+++ Data records
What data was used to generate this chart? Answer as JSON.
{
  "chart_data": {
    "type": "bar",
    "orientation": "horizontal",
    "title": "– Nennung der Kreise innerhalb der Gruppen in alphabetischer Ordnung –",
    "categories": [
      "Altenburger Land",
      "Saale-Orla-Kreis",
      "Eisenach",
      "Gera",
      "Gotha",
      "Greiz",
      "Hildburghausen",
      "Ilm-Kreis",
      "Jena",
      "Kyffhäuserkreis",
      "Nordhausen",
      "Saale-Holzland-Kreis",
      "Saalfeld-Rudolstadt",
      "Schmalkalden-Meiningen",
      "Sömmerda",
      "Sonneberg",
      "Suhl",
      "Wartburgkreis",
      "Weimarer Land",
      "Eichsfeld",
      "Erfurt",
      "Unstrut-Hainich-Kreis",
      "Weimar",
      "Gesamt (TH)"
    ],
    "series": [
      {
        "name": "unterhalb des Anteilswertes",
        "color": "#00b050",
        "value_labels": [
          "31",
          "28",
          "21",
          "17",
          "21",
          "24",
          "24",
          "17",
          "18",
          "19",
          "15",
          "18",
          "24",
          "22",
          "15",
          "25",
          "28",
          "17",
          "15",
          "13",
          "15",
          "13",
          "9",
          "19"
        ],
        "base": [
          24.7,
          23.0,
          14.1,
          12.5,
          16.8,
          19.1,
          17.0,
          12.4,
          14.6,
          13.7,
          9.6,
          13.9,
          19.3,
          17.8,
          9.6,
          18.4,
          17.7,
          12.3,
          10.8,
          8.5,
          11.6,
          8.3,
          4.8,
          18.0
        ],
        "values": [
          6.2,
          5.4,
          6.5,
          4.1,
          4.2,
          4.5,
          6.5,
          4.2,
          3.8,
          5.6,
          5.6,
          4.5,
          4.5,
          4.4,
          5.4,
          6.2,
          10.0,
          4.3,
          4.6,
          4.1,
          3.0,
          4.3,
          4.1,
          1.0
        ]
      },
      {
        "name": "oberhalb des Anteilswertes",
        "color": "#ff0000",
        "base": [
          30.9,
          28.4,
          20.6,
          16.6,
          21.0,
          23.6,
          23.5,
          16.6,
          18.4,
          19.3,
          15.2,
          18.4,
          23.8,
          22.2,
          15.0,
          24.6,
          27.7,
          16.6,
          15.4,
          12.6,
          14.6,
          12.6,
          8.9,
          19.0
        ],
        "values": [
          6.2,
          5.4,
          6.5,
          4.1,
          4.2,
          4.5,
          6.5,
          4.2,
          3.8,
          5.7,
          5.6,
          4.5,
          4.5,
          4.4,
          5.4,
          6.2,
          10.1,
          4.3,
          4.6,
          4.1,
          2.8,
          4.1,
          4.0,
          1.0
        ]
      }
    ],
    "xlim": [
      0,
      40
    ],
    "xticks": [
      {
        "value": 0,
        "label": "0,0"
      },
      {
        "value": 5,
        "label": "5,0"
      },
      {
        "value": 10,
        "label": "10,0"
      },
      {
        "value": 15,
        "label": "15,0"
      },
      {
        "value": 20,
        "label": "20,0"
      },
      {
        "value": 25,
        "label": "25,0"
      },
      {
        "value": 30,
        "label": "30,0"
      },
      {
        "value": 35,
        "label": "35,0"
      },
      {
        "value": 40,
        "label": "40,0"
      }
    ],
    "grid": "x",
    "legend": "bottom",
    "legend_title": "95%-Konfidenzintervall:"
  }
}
++++++
Given exercise: Identify lines with the string "Saale". Copy each one.

Worked answer:
      "Saale-Orla-Kreis",
      "Saale-Holzland-Kreis",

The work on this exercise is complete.